##### DATA SUPPLIED #####

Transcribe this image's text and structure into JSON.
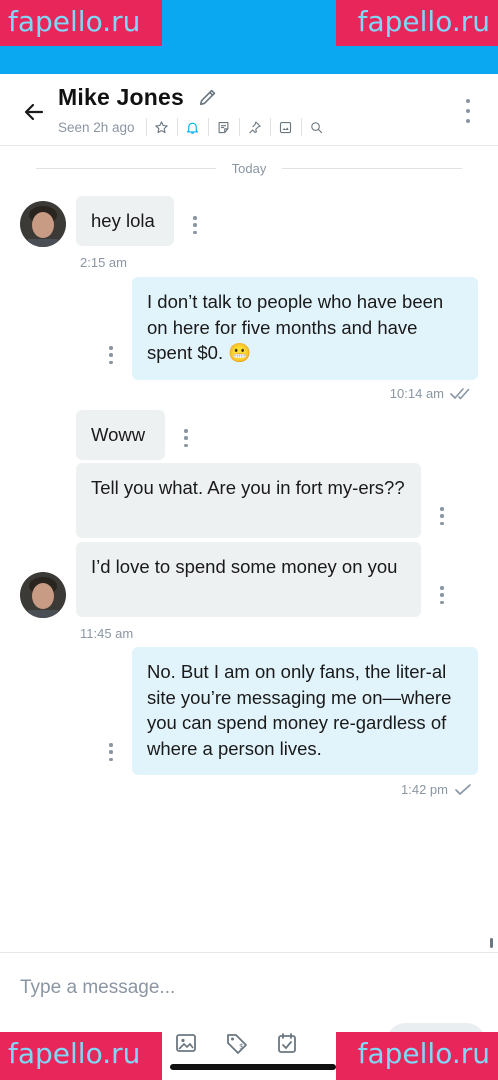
{
  "watermark": {
    "text": "fapello.ru"
  },
  "header": {
    "title": "Mike Jones",
    "seen": "Seen 2h ago"
  },
  "date_separator": "Today",
  "messages": [
    {
      "id": "m1",
      "direction": "incoming",
      "text": "hey lola",
      "time": "2:15 am"
    },
    {
      "id": "m2",
      "direction": "outgoing",
      "text": "I don’t talk to people who have been on here for five months and have spent $0. 😬",
      "time": "10:14 am",
      "status": "read"
    },
    {
      "id": "m3",
      "direction": "incoming",
      "text": "Woww"
    },
    {
      "id": "m4",
      "direction": "incoming",
      "text": "Tell you what. Are you in fort my-ers??"
    },
    {
      "id": "m5",
      "direction": "incoming",
      "text": "I’d love to spend some money on you",
      "time": "11:45 am"
    },
    {
      "id": "m6",
      "direction": "outgoing",
      "text": "No. But I am on only fans, the liter-al site you’re messaging me on—where you can spend money re-gardless of where a person lives.",
      "time": "1:42 pm",
      "status": "sent"
    }
  ],
  "composer": {
    "placeholder": "Type a message..."
  },
  "icons": {
    "header": [
      "back-arrow-icon",
      "pencil-icon",
      "star-icon",
      "bell-icon",
      "notes-icon",
      "pin-icon",
      "image-icon",
      "search-icon",
      "more-vertical-icon"
    ],
    "toolbar": [
      "image-icon",
      "price-tag-icon",
      "calendar-check-icon"
    ]
  },
  "colors": {
    "accent": "#00aff0",
    "incoming_bubble": "#eef1f2",
    "outgoing_bubble": "#e2f4fb",
    "muted": "#8a96a3"
  }
}
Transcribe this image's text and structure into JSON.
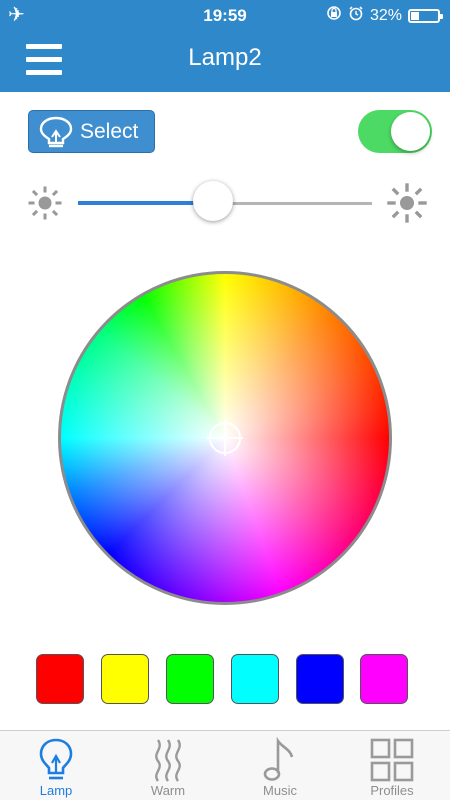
{
  "status_bar": {
    "time": "19:59",
    "battery": "32%",
    "battery_level": 0.32
  },
  "nav": {
    "title": "Lamp2",
    "menu_icon": "hamburger-icon"
  },
  "controls": {
    "select_label": "Select",
    "select_icon": "bulb-icon",
    "power_on": true,
    "brightness": 0.46,
    "accent_color": "#2f88c9"
  },
  "color_wheel": {
    "selected": "center-white"
  },
  "presets": [
    "#ff0000",
    "#ffff00",
    "#00ff00",
    "#00ffff",
    "#0000ff",
    "#ff00ff"
  ],
  "tabs": [
    {
      "label": "Lamp",
      "icon": "bulb-icon",
      "active": true
    },
    {
      "label": "Warm",
      "icon": "heat-waves-icon",
      "active": false
    },
    {
      "label": "Music",
      "icon": "music-note-icon",
      "active": false
    },
    {
      "label": "Profiles",
      "icon": "grid-icon",
      "active": false
    }
  ]
}
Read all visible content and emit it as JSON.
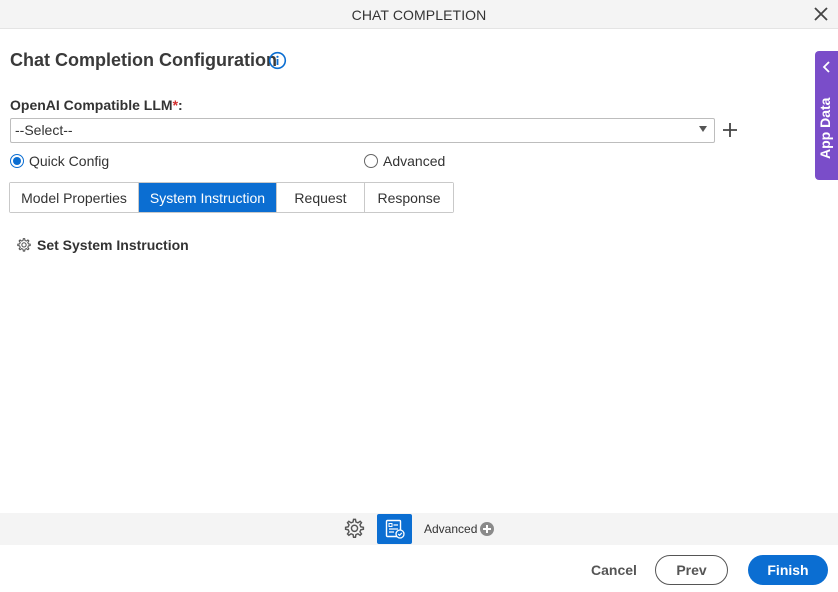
{
  "window": {
    "title": "CHAT COMPLETION"
  },
  "main": {
    "heading": "Chat Completion Configuration",
    "llm": {
      "label": "OpenAI Compatible LLM",
      "required_mark": "*",
      "colon": ":",
      "selected": "--Select--"
    },
    "config_mode": {
      "quick": "Quick Config",
      "advanced": "Advanced",
      "selected": "quick"
    },
    "tabs": [
      {
        "label": "Model Properties"
      },
      {
        "label": "System Instruction"
      },
      {
        "label": "Request"
      },
      {
        "label": "Response"
      }
    ],
    "active_tab": "System Instruction",
    "set_instruction": "Set System Instruction"
  },
  "sidebar": {
    "app_data": "App Data"
  },
  "toolbar": {
    "advanced": "Advanced"
  },
  "footer": {
    "cancel": "Cancel",
    "prev": "Prev",
    "finish": "Finish"
  },
  "icons": {
    "close": "close-icon",
    "info": "info-icon",
    "add": "plus-icon",
    "settings": "gear-icon",
    "form": "form-check-icon",
    "expand": "plus-circle-icon",
    "collapse": "chevron-left-icon"
  },
  "colors": {
    "accent": "#0b6ed2",
    "app_data_panel": "#7a4dc9",
    "required": "#d32f2f"
  }
}
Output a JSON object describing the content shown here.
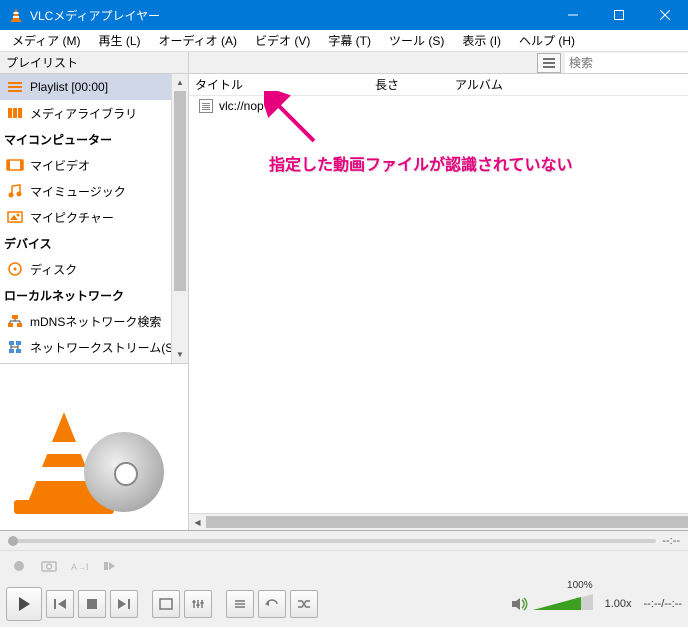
{
  "titlebar": {
    "title": "VLCメディアプレイヤー"
  },
  "menubar": [
    "メディア (M)",
    "再生 (L)",
    "オーディオ (A)",
    "ビデオ (V)",
    "字幕 (T)",
    "ツール (S)",
    "表示 (I)",
    "ヘルプ (H)"
  ],
  "sidebar": {
    "header": "プレイリスト",
    "items": [
      {
        "icon": "playlist",
        "label": "Playlist [00:00]",
        "selected": true
      },
      {
        "icon": "library",
        "label": "メディアライブラリ"
      },
      {
        "header": true,
        "label": "マイコンピューター"
      },
      {
        "icon": "video",
        "label": "マイビデオ"
      },
      {
        "icon": "music",
        "label": "マイミュージック"
      },
      {
        "icon": "picture",
        "label": "マイピクチャー"
      },
      {
        "header": true,
        "label": "デバイス"
      },
      {
        "icon": "disc",
        "label": "ディスク"
      },
      {
        "header": true,
        "label": "ローカルネットワーク"
      },
      {
        "icon": "mdns",
        "label": "mDNSネットワーク検索"
      },
      {
        "icon": "sap",
        "label": "ネットワークストリーム(SAP)"
      }
    ]
  },
  "main": {
    "search_placeholder": "検索",
    "columns": {
      "title": "タイトル",
      "length": "長さ",
      "album": "アルバム"
    },
    "items": [
      {
        "title": "vlc://nop"
      }
    ],
    "annotation": "指定した動画ファイルが認識されていない"
  },
  "status": {
    "time_left": "--:--",
    "speed": "1.00x",
    "time_right": "--:--/--:--",
    "volume_label": "100%"
  }
}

#####

Go through the records and show every line with the string "money" in it.

## IN RESPONSE
      "text": "I’d love to spend some money on you",
      "text": "No. But I am on only fans, the liter-al site you’re messaging me on—where you can spend money re-gardless of where a person lives.",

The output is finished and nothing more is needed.